Annotated element entries:
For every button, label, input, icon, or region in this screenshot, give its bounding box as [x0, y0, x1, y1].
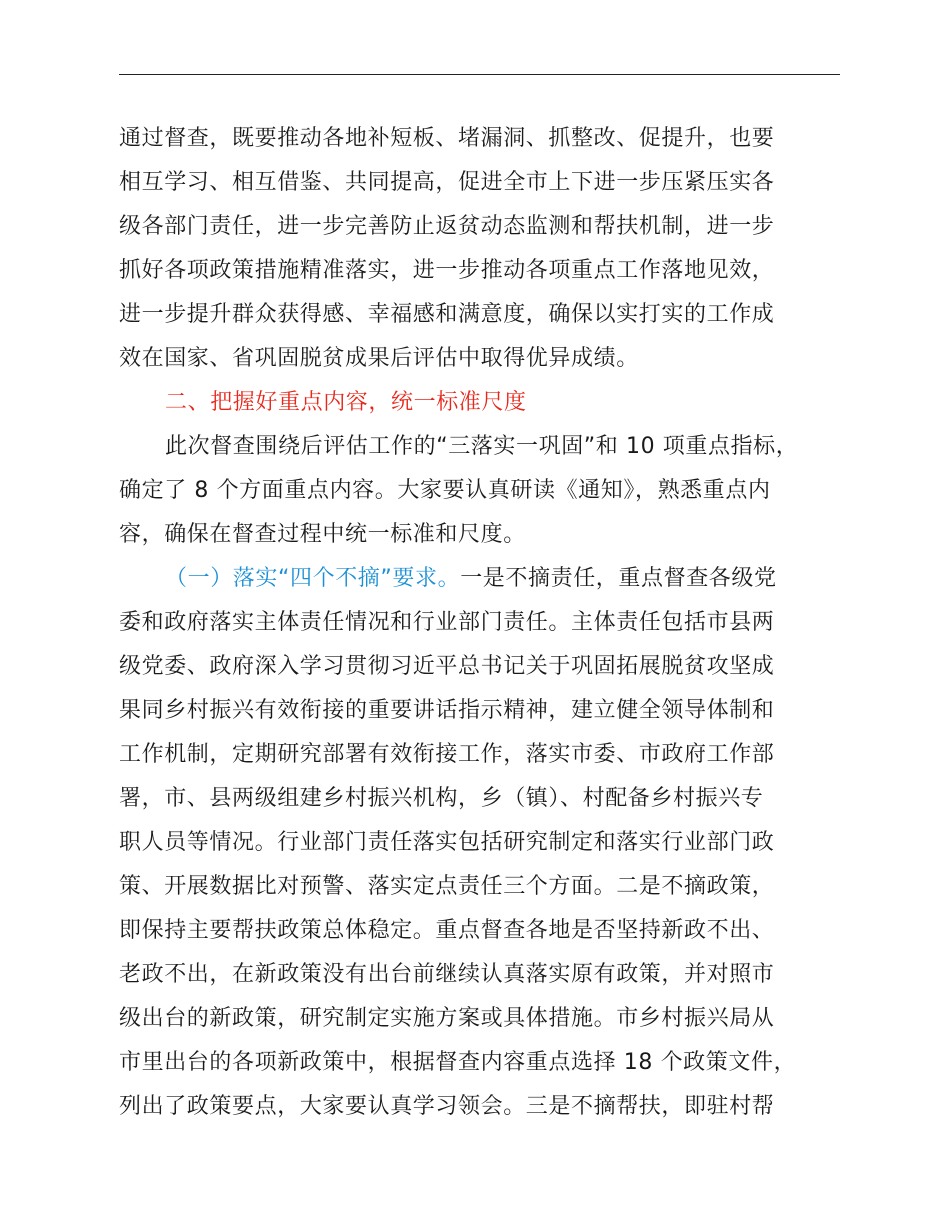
paragraph-line: 列出了政策要点，大家要认真学习领会。三是不摘帮扶，即驻村帮: [119, 1094, 775, 1119]
paragraph-line: 容，确保在督查过程中统一标准和尺度。: [119, 522, 526, 547]
paragraph-line: 署，市、县两级组建乡村振兴机构，乡（镇）、村配备乡村振兴专: [119, 786, 764, 811]
paragraph-line: 级各部门责任，进一步完善防止返贫动态监测和帮扶机制，进一步: [119, 214, 775, 239]
paragraph-line: 老政不出，在新政策没有出台前继续认真落实原有政策，并对照市: [119, 962, 775, 987]
paragraph-line: 效在国家、省巩固脱贫成果后评估中取得优异成绩。: [119, 346, 639, 371]
paragraph-line: 通过督查，既要推动各地补短板、堵漏洞、抓整改、促提升，也要: [119, 126, 775, 151]
subsection-heading: （一）落实“四个不摘”要求。: [165, 566, 461, 591]
paragraph-line: 果同乡村振兴有效衔接的重要讲话指示精神，建立健全领导体制和: [119, 698, 775, 723]
paragraph-line: 级出台的新政策，研究制定实施方案或具体措施。市乡村振兴局从: [119, 1006, 775, 1031]
paragraph-line: 确定了 8 个方面重点内容。大家要认真研读《通知》，熟悉重点内: [119, 478, 771, 503]
paragraph-line: 工作机制，定期研究部署有效衔接工作，落实市委、市政府工作部: [119, 742, 775, 767]
paragraph-line: 委和政府落实主体责任情况和行业部门责任。主体责任包括市县两: [119, 610, 775, 635]
header-rule: [119, 74, 840, 75]
section-heading: 二、把握好重点内容，统一标准尺度: [165, 390, 527, 415]
paragraph-text: 一是不摘责任，重点督查各级党: [460, 566, 777, 591]
paragraph-line: 相互学习、相互借鉴、共同提高，促进全市上下进一步压紧压实各: [119, 170, 775, 195]
paragraph-line: 此次督查围绕后评估工作的“三落实一巩固”和 10 项重点指标，: [165, 434, 799, 459]
paragraph-line: 职人员等情况。行业部门责任落实包括研究制定和落实行业部门政: [119, 830, 775, 855]
document-body: [119, 117, 844, 1129]
paragraph-line: 级党委、政府深入学习贯彻习近平总书记关于巩固拓展脱贫攻坚成: [119, 654, 775, 679]
paragraph-line: 进一步提升群众获得感、幸福感和满意度，确保以实打实的工作成: [119, 302, 775, 327]
paragraph-line-with-subheading: [119, 557, 844, 601]
paragraph-line: 抓好各项政策措施精准落实，进一步推动各项重点工作落地见效，: [119, 258, 775, 283]
paragraph-line: 策、开展数据比对预警、落实定点责任三个方面。二是不摘政策，: [119, 874, 775, 899]
paragraph-line: 市里出台的各项新政策中，根据督查内容重点选择 18 个政策文件，: [119, 1050, 797, 1075]
paragraph-line: 即保持主要帮扶政策总体稳定。重点督查各地是否坚持新政不出、: [119, 918, 775, 943]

#### Your instructions:
Rewrite every record with "header-rule" changed to "divider-line" and everything else left as it is. Omit the pictures from your answer.

#### Task result:
For every button, label, input, icon, or region in this screenshot, give its bounding box as [x0, y0, x1, y1].
paragraph-line: 列出了政策要点，大家要认真学习领会。三是不摘帮扶，即驻村帮: [119, 1094, 775, 1119]
paragraph-line: 容，确保在督查过程中统一标准和尺度。: [119, 522, 526, 547]
paragraph-line: 署，市、县两级组建乡村振兴机构，乡（镇）、村配备乡村振兴专: [119, 786, 764, 811]
paragraph-line: 级各部门责任，进一步完善防止返贫动态监测和帮扶机制，进一步: [119, 214, 775, 239]
paragraph-line: 老政不出，在新政策没有出台前继续认真落实原有政策，并对照市: [119, 962, 775, 987]
paragraph-line: 效在国家、省巩固脱贫成果后评估中取得优异成绩。: [119, 346, 639, 371]
paragraph-line: 通过督查，既要推动各地补短板、堵漏洞、抓整改、促提升，也要: [119, 126, 775, 151]
subsection-heading: （一）落实“四个不摘”要求。: [165, 566, 461, 591]
paragraph-line: 果同乡村振兴有效衔接的重要讲话指示精神，建立健全领导体制和: [119, 698, 775, 723]
paragraph-line: 级出台的新政策，研究制定实施方案或具体措施。市乡村振兴局从: [119, 1006, 775, 1031]
paragraph-line: 确定了 8 个方面重点内容。大家要认真研读《通知》，熟悉重点内: [119, 478, 771, 503]
paragraph-line: 工作机制，定期研究部署有效衔接工作，落实市委、市政府工作部: [119, 742, 775, 767]
paragraph-line: 委和政府落实主体责任情况和行业部门责任。主体责任包括市县两: [119, 610, 775, 635]
divider-line: [119, 74, 840, 75]
section-heading: 二、把握好重点内容，统一标准尺度: [165, 390, 527, 415]
paragraph-text: 一是不摘责任，重点督查各级党: [460, 566, 777, 591]
paragraph-line: 相互学习、相互借鉴、共同提高，促进全市上下进一步压紧压实各: [119, 170, 775, 195]
paragraph-line: 此次督查围绕后评估工作的“三落实一巩固”和 10 项重点指标，: [165, 434, 799, 459]
paragraph-line: 职人员等情况。行业部门责任落实包括研究制定和落实行业部门政: [119, 830, 775, 855]
document-body: [119, 117, 844, 1129]
paragraph-line: 级党委、政府深入学习贯彻习近平总书记关于巩固拓展脱贫攻坚成: [119, 654, 775, 679]
paragraph-line: 进一步提升群众获得感、幸福感和满意度，确保以实打实的工作成: [119, 302, 775, 327]
paragraph-line-with-subheading: [119, 557, 844, 601]
paragraph-line: 抓好各项政策措施精准落实，进一步推动各项重点工作落地见效，: [119, 258, 775, 283]
paragraph-line: 策、开展数据比对预警、落实定点责任三个方面。二是不摘政策，: [119, 874, 775, 899]
paragraph-line: 市里出台的各项新政策中，根据督查内容重点选择 18 个政策文件，: [119, 1050, 797, 1075]
paragraph-line: 即保持主要帮扶政策总体稳定。重点督查各地是否坚持新政不出、: [119, 918, 775, 943]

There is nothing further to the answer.